= Entries supplied =
★ ★ ★ ★ ★ ★ ★
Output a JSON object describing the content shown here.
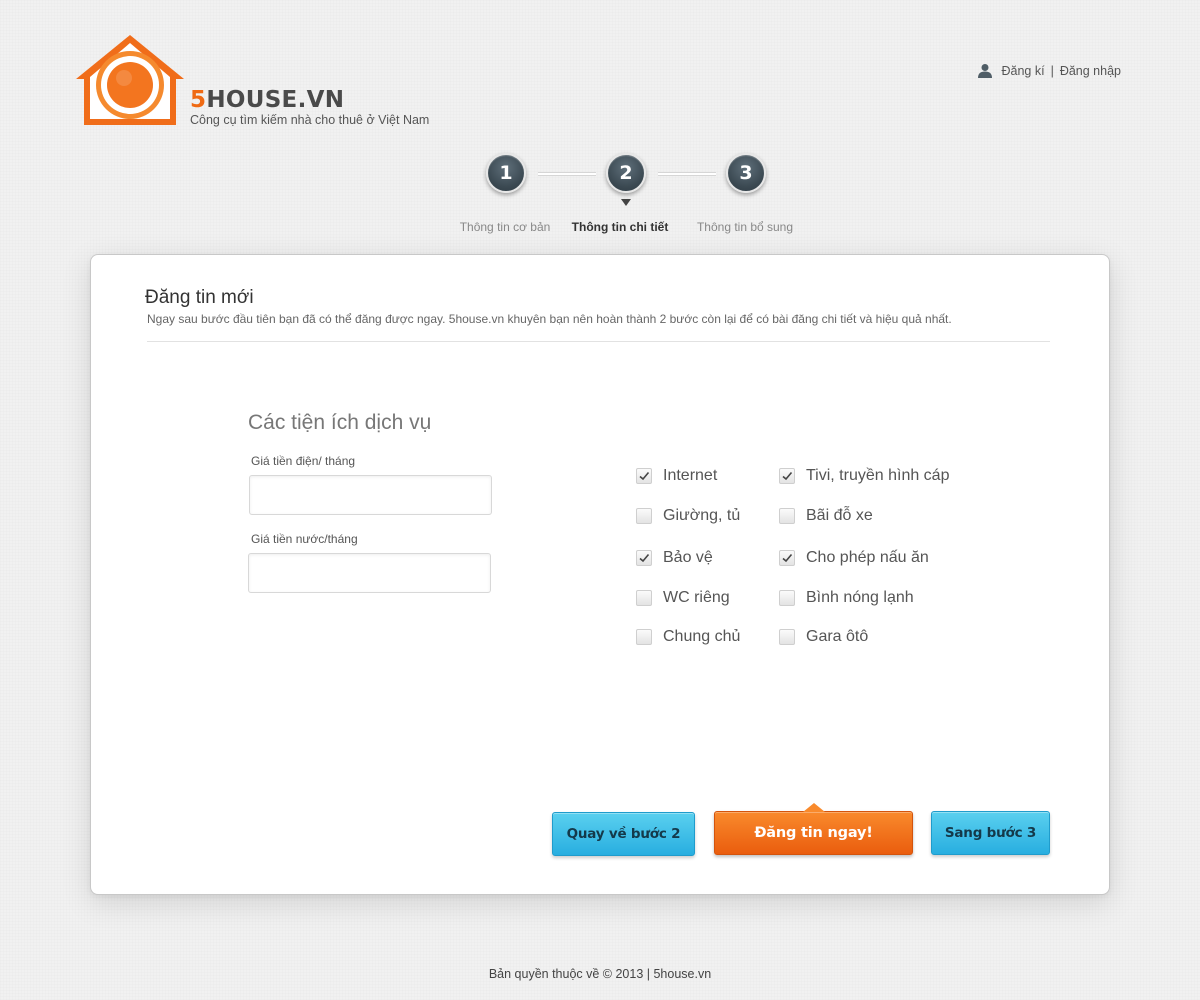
{
  "header": {
    "brand_number": "5",
    "brand_rest": "HOUSE.VN",
    "tagline": "Công cụ tìm kiếm nhà cho thuê ở Việt Nam",
    "auth": {
      "register": "Đăng kí",
      "separator": "|",
      "login": "Đăng nhập"
    }
  },
  "steps": {
    "items": [
      {
        "number": "1",
        "label": "Thông tin cơ bản"
      },
      {
        "number": "2",
        "label": "Thông tin chi tiết"
      },
      {
        "number": "3",
        "label": "Thông tin bổ sung"
      }
    ],
    "active_step": "2"
  },
  "card": {
    "title": "Đăng tin mới",
    "description": "Ngay sau bước đầu tiên bạn đã có thể đăng được ngay. 5house.vn khuyên bạn nên hoàn thành 2 bước còn lại để có bài đăng chi tiết và hiệu quả nhất.",
    "section_title": "Các tiện ích dịch vụ",
    "electric_label": "Giá tiền điện/ tháng",
    "electric_value": "",
    "water_label": "Giá tiền nước/tháng",
    "water_value": ""
  },
  "amenities": [
    {
      "label": "Internet",
      "checked": true
    },
    {
      "label": "Tivi, truyền hình cáp",
      "checked": true
    },
    {
      "label": "Giường, tủ",
      "checked": false
    },
    {
      "label": "Bãi đỗ xe",
      "checked": false
    },
    {
      "label": "Bảo vệ",
      "checked": true
    },
    {
      "label": "Cho phép nấu ăn",
      "checked": true
    },
    {
      "label": "WC riêng",
      "checked": false
    },
    {
      "label": "Bình nóng lạnh",
      "checked": false
    },
    {
      "label": "Chung chủ",
      "checked": false
    },
    {
      "label": "Gara ôtô",
      "checked": false
    }
  ],
  "buttons": {
    "back": "Quay về bước 2",
    "post": "Đăng tin ngay!",
    "next": "Sang bước 3"
  },
  "footer": {
    "copyright": "Bản quyền thuộc về © 2013 | 5house.vn"
  },
  "colors": {
    "brand_orange": "#ef6a14",
    "button_blue": "#28aee0",
    "button_orange": "#ea5d0e",
    "step_circle": "#3b4952"
  },
  "icons": {
    "logo": "house-logo-icon",
    "user": "user-icon",
    "checkbox_check": "check-icon",
    "step_pointer": "triangle-down-icon"
  }
}
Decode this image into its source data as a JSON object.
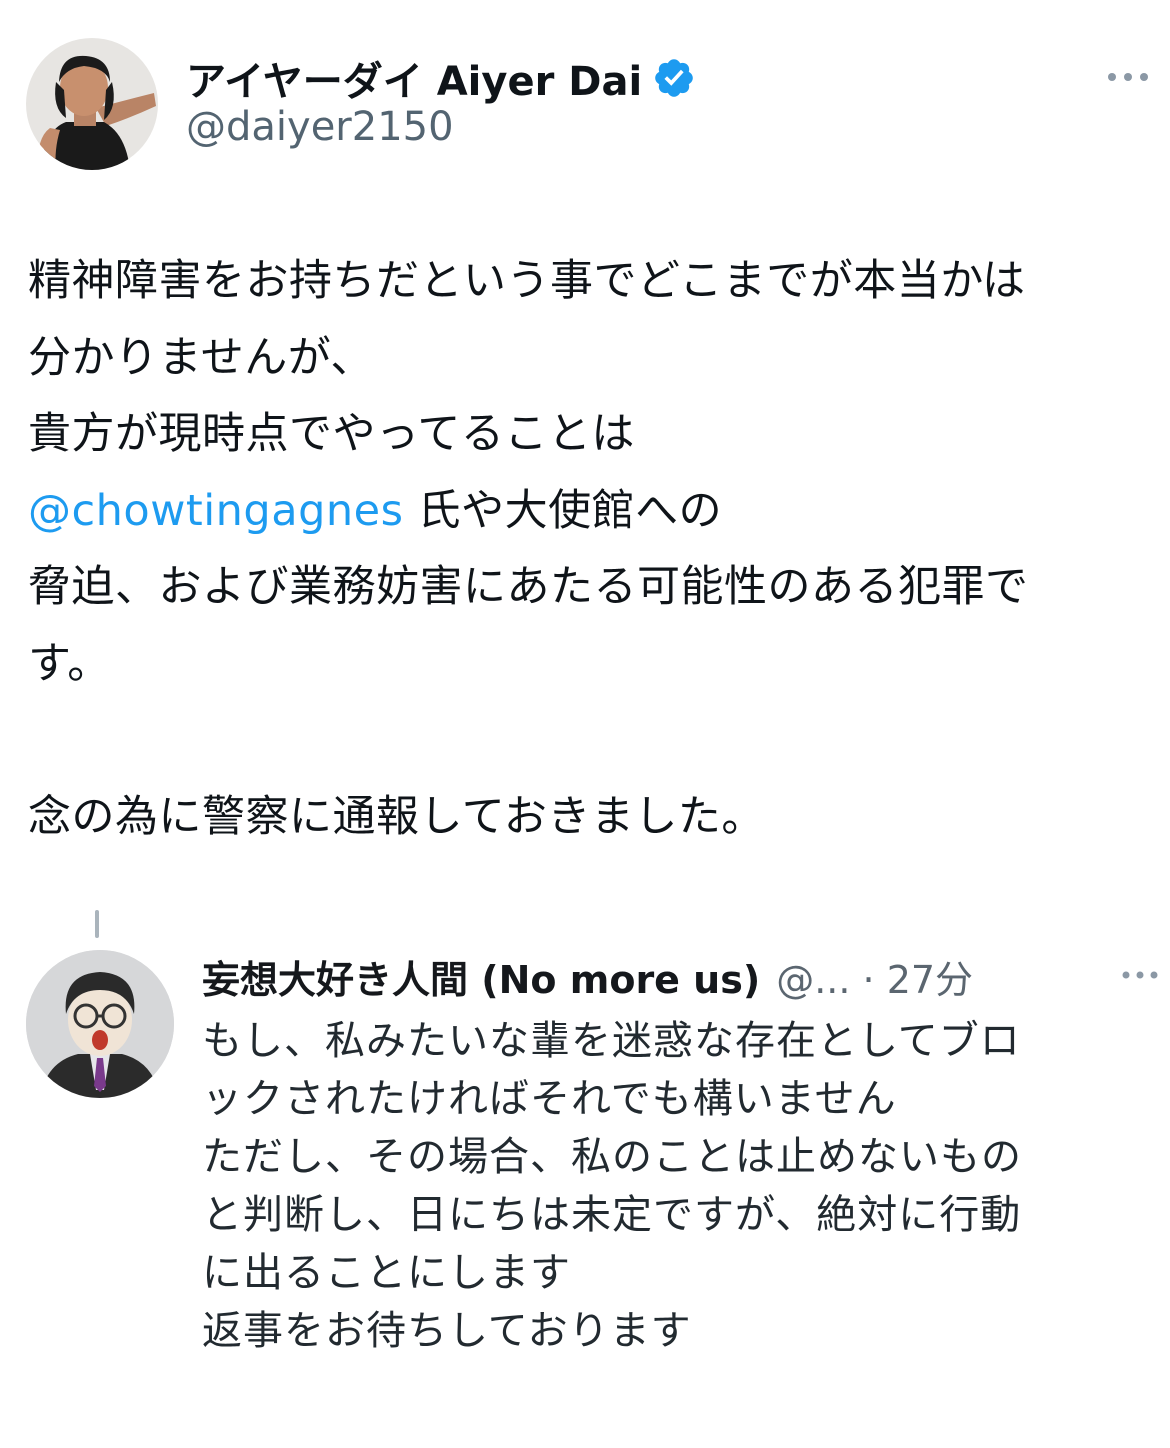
{
  "tweet": {
    "author": {
      "display_name": "アイヤーダイ Aiyer Dai",
      "handle": "@daiyer2150",
      "verified": true,
      "verified_color": "#1d9bf0"
    },
    "more_icon": "more-horizontal-icon",
    "body_lines": [
      {
        "text": "精神障害をお持ちだという事でどこまでが本当かは"
      },
      {
        "text": "分かりませんが、"
      },
      {
        "text": "貴方が現時点でやってることは"
      },
      {
        "mention": "@chowtingagnes",
        "text": " 氏や大使館への"
      },
      {
        "text": "脅迫、および業務妨害にあたる可能性のある犯罪で"
      },
      {
        "text": "す。"
      }
    ],
    "body_lines_2": [
      {
        "text": "念の為に警察に通報しておきました。"
      }
    ],
    "mention_color": "#1d9bf0"
  },
  "embedded_reply": {
    "display_name": "妄想大好き人間 (No more us)",
    "meta": "@... · 27分",
    "body_lines": [
      "もし、私みたいな輩を迷惑な存在としてブロ",
      "ックされたければそれでも構いません",
      "ただし、その場合、私のことは止めないもの",
      "と判断し、日にちは未定ですが、絶対に行動",
      "に出ることにします",
      "返事をお待ちしております"
    ]
  }
}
★ ★ ★ ★ ★ ★ ★
= Problem requirements =
Repeat the material exactly as it reads, without any of its pictures.

= Response =
Output a JSON object describing the content shown here.
{
  "header": {
    "brand_number": "5",
    "brand_rest": "HOUSE.VN",
    "tagline": "Công cụ tìm kiếm nhà cho thuê ở Việt Nam",
    "auth": {
      "register": "Đăng kí",
      "separator": "|",
      "login": "Đăng nhập"
    }
  },
  "steps": {
    "items": [
      {
        "number": "1",
        "label": "Thông tin cơ bản"
      },
      {
        "number": "2",
        "label": "Thông tin chi tiết"
      },
      {
        "number": "3",
        "label": "Thông tin bổ sung"
      }
    ],
    "active_step": "2"
  },
  "card": {
    "title": "Đăng tin mới",
    "description": "Ngay sau bước đầu tiên bạn đã có thể đăng được ngay. 5house.vn khuyên bạn nên hoàn thành 2 bước còn lại để có bài đăng chi tiết và hiệu quả nhất.",
    "section_title": "Các tiện ích dịch vụ",
    "electric_label": "Giá tiền điện/ tháng",
    "electric_value": "",
    "water_label": "Giá tiền nước/tháng",
    "water_value": ""
  },
  "amenities": [
    {
      "label": "Internet",
      "checked": true
    },
    {
      "label": "Tivi, truyền hình cáp",
      "checked": true
    },
    {
      "label": "Giường, tủ",
      "checked": false
    },
    {
      "label": "Bãi đỗ xe",
      "checked": false
    },
    {
      "label": "Bảo vệ",
      "checked": true
    },
    {
      "label": "Cho phép nấu ăn",
      "checked": true
    },
    {
      "label": "WC riêng",
      "checked": false
    },
    {
      "label": "Bình nóng lạnh",
      "checked": false
    },
    {
      "label": "Chung chủ",
      "checked": false
    },
    {
      "label": "Gara ôtô",
      "checked": false
    }
  ],
  "buttons": {
    "back": "Quay về bước 2",
    "post": "Đăng tin ngay!",
    "next": "Sang bước 3"
  },
  "footer": {
    "copyright": "Bản quyền thuộc về © 2013 | 5house.vn"
  },
  "colors": {
    "brand_orange": "#ef6a14",
    "button_blue": "#28aee0",
    "button_orange": "#ea5d0e",
    "step_circle": "#3b4952"
  },
  "icons": {
    "logo": "house-logo-icon",
    "user": "user-icon",
    "checkbox_check": "check-icon",
    "step_pointer": "triangle-down-icon"
  }
}
Decode this image into its source data as a JSON object.
{
  "tweet": {
    "author": {
      "display_name": "アイヤーダイ Aiyer Dai",
      "handle": "@daiyer2150",
      "verified": true,
      "verified_color": "#1d9bf0"
    },
    "more_icon": "more-horizontal-icon",
    "body_lines": [
      {
        "text": "精神障害をお持ちだという事でどこまでが本当かは"
      },
      {
        "text": "分かりませんが、"
      },
      {
        "text": "貴方が現時点でやってることは"
      },
      {
        "mention": "@chowtingagnes",
        "text": " 氏や大使館への"
      },
      {
        "text": "脅迫、および業務妨害にあたる可能性のある犯罪で"
      },
      {
        "text": "す。"
      }
    ],
    "body_lines_2": [
      {
        "text": "念の為に警察に通報しておきました。"
      }
    ],
    "mention_color": "#1d9bf0"
  },
  "embedded_reply": {
    "display_name": "妄想大好き人間 (No more us)",
    "meta": "@... · 27分",
    "body_lines": [
      "もし、私みたいな輩を迷惑な存在としてブロ",
      "ックされたければそれでも構いません",
      "ただし、その場合、私のことは止めないもの",
      "と判断し、日にちは未定ですが、絶対に行動",
      "に出ることにします",
      "返事をお待ちしております"
    ]
  }
}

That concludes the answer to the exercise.